YOUR INSTRUCTIONS:
Write out the data below in full. Keep it exact.

— START DATASET RECORDS —

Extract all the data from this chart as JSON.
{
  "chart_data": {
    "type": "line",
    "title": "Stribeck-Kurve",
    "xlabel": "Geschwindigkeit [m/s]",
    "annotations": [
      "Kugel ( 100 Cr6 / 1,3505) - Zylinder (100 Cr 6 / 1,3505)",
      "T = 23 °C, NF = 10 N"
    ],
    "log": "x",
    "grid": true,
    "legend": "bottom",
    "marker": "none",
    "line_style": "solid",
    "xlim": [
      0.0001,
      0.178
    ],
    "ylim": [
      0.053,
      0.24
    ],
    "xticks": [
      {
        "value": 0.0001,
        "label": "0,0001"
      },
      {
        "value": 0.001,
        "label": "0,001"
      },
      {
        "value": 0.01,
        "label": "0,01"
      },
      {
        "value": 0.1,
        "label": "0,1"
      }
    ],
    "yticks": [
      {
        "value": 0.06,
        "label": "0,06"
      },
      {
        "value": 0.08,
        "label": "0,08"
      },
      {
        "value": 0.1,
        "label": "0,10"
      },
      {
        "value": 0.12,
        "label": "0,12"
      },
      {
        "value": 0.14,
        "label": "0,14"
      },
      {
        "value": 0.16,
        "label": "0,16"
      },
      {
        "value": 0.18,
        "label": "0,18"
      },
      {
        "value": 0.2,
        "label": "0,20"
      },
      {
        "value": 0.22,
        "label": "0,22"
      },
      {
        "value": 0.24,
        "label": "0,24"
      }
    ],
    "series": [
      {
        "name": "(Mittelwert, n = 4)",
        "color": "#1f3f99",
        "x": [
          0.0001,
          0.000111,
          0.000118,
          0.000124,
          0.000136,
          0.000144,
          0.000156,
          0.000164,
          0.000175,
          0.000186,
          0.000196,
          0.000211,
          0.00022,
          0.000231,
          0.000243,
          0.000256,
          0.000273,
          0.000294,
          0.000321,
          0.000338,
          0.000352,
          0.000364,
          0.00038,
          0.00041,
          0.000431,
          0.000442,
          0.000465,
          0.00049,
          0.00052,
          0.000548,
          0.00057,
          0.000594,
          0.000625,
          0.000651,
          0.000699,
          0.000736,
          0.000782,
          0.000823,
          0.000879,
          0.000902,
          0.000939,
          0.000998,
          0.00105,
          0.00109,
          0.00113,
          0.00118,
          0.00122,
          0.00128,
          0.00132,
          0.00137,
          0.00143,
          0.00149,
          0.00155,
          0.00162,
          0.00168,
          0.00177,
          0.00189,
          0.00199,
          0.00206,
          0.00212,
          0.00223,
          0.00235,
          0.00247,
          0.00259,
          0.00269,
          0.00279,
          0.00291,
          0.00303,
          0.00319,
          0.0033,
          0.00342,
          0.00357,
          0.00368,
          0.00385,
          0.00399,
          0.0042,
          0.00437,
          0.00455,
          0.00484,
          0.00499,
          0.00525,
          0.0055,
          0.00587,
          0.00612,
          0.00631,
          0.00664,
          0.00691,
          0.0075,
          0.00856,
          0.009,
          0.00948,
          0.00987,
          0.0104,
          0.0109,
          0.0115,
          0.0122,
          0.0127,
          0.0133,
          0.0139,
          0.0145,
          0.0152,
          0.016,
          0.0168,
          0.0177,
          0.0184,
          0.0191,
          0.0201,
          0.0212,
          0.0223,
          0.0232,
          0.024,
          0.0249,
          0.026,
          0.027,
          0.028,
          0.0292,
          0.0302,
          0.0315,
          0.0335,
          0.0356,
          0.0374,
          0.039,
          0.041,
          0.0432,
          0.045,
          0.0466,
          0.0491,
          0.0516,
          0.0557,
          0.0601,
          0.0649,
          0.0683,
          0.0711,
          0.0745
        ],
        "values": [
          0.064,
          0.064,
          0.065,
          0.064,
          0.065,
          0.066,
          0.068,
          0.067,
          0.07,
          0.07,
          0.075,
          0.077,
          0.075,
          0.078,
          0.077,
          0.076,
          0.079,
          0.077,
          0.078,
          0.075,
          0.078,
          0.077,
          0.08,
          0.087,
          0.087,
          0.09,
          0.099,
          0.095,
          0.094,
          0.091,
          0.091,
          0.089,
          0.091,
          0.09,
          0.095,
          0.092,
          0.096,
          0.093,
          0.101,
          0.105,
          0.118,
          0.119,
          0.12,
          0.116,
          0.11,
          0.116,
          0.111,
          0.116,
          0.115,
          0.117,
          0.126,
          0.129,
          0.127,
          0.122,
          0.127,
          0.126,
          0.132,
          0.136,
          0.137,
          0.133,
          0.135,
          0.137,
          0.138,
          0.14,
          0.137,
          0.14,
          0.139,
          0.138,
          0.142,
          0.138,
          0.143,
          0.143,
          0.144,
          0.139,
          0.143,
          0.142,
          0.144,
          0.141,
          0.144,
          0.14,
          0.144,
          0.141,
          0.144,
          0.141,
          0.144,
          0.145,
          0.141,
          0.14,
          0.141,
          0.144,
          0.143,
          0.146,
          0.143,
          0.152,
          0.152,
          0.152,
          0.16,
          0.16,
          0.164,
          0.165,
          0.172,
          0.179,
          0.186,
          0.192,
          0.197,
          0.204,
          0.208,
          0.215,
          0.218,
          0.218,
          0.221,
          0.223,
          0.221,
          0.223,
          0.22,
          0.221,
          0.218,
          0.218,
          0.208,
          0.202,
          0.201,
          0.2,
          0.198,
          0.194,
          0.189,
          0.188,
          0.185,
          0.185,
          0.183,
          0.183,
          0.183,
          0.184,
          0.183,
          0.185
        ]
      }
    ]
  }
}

— END DATASET RECORDS —

EXERCISE ANSWER:
Extract all the data from this chart as JSON.
{
  "chart_data": {
    "type": "line",
    "title": "Stribeck-Kurve",
    "xlabel": "Geschwindigkeit [m/s]",
    "annotations": [
      "Kugel ( 100 Cr6 / 1,3505) - Zylinder (100 Cr 6 / 1,3505)",
      "T = 23 °C, NF = 10 N"
    ],
    "log": "x",
    "grid": true,
    "legend": "bottom",
    "marker": "none",
    "line_style": "solid",
    "xlim": [
      0.0001,
      0.178
    ],
    "ylim": [
      0.053,
      0.24
    ],
    "xticks": [
      {
        "value": 0.0001,
        "label": "0,0001"
      },
      {
        "value": 0.001,
        "label": "0,001"
      },
      {
        "value": 0.01,
        "label": "0,01"
      },
      {
        "value": 0.1,
        "label": "0,1"
      }
    ],
    "yticks": [
      {
        "value": 0.06,
        "label": "0,06"
      },
      {
        "value": 0.08,
        "label": "0,08"
      },
      {
        "value": 0.1,
        "label": "0,10"
      },
      {
        "value": 0.12,
        "label": "0,12"
      },
      {
        "value": 0.14,
        "label": "0,14"
      },
      {
        "value": 0.16,
        "label": "0,16"
      },
      {
        "value": 0.18,
        "label": "0,18"
      },
      {
        "value": 0.2,
        "label": "0,20"
      },
      {
        "value": 0.22,
        "label": "0,22"
      },
      {
        "value": 0.24,
        "label": "0,24"
      }
    ],
    "series": [
      {
        "name": "(Mittelwert, n = 4)",
        "color": "#1f3f99",
        "x": [
          0.0001,
          0.000111,
          0.000118,
          0.000124,
          0.000136,
          0.000144,
          0.000156,
          0.000164,
          0.000175,
          0.000186,
          0.000196,
          0.000211,
          0.00022,
          0.000231,
          0.000243,
          0.000256,
          0.000273,
          0.000294,
          0.000321,
          0.000338,
          0.000352,
          0.000364,
          0.00038,
          0.00041,
          0.000431,
          0.000442,
          0.000465,
          0.00049,
          0.00052,
          0.000548,
          0.00057,
          0.000594,
          0.000625,
          0.000651,
          0.000699,
          0.000736,
          0.000782,
          0.000823,
          0.000879,
          0.000902,
          0.000939,
          0.000998,
          0.00105,
          0.00109,
          0.00113,
          0.00118,
          0.00122,
          0.00128,
          0.00132,
          0.00137,
          0.00143,
          0.00149,
          0.00155,
          0.00162,
          0.00168,
          0.00177,
          0.00189,
          0.00199,
          0.00206,
          0.00212,
          0.00223,
          0.00235,
          0.00247,
          0.00259,
          0.00269,
          0.00279,
          0.00291,
          0.00303,
          0.00319,
          0.0033,
          0.00342,
          0.00357,
          0.00368,
          0.00385,
          0.00399,
          0.0042,
          0.00437,
          0.00455,
          0.00484,
          0.00499,
          0.00525,
          0.0055,
          0.00587,
          0.00612,
          0.00631,
          0.00664,
          0.00691,
          0.0075,
          0.00856,
          0.009,
          0.00948,
          0.00987,
          0.0104,
          0.0109,
          0.0115,
          0.0122,
          0.0127,
          0.0133,
          0.0139,
          0.0145,
          0.0152,
          0.016,
          0.0168,
          0.0177,
          0.0184,
          0.0191,
          0.0201,
          0.0212,
          0.0223,
          0.0232,
          0.024,
          0.0249,
          0.026,
          0.027,
          0.028,
          0.0292,
          0.0302,
          0.0315,
          0.0335,
          0.0356,
          0.0374,
          0.039,
          0.041,
          0.0432,
          0.045,
          0.0466,
          0.0491,
          0.0516,
          0.0557,
          0.0601,
          0.0649,
          0.0683,
          0.0711,
          0.0745
        ],
        "values": [
          0.064,
          0.064,
          0.065,
          0.064,
          0.065,
          0.066,
          0.068,
          0.067,
          0.07,
          0.07,
          0.075,
          0.077,
          0.075,
          0.078,
          0.077,
          0.076,
          0.079,
          0.077,
          0.078,
          0.075,
          0.078,
          0.077,
          0.08,
          0.087,
          0.087,
          0.09,
          0.099,
          0.095,
          0.094,
          0.091,
          0.091,
          0.089,
          0.091,
          0.09,
          0.095,
          0.092,
          0.096,
          0.093,
          0.101,
          0.105,
          0.118,
          0.119,
          0.12,
          0.116,
          0.11,
          0.116,
          0.111,
          0.116,
          0.115,
          0.117,
          0.126,
          0.129,
          0.127,
          0.122,
          0.127,
          0.126,
          0.132,
          0.136,
          0.137,
          0.133,
          0.135,
          0.137,
          0.138,
          0.14,
          0.137,
          0.14,
          0.139,
          0.138,
          0.142,
          0.138,
          0.143,
          0.143,
          0.144,
          0.139,
          0.143,
          0.142,
          0.144,
          0.141,
          0.144,
          0.14,
          0.144,
          0.141,
          0.144,
          0.141,
          0.144,
          0.145,
          0.141,
          0.14,
          0.141,
          0.144,
          0.143,
          0.146,
          0.143,
          0.152,
          0.152,
          0.152,
          0.16,
          0.16,
          0.164,
          0.165,
          0.172,
          0.179,
          0.186,
          0.192,
          0.197,
          0.204,
          0.208,
          0.215,
          0.218,
          0.218,
          0.221,
          0.223,
          0.221,
          0.223,
          0.22,
          0.221,
          0.218,
          0.218,
          0.208,
          0.202,
          0.201,
          0.2,
          0.198,
          0.194,
          0.189,
          0.188,
          0.185,
          0.185,
          0.183,
          0.183,
          0.183,
          0.184,
          0.183,
          0.185
        ]
      }
    ]
  }
}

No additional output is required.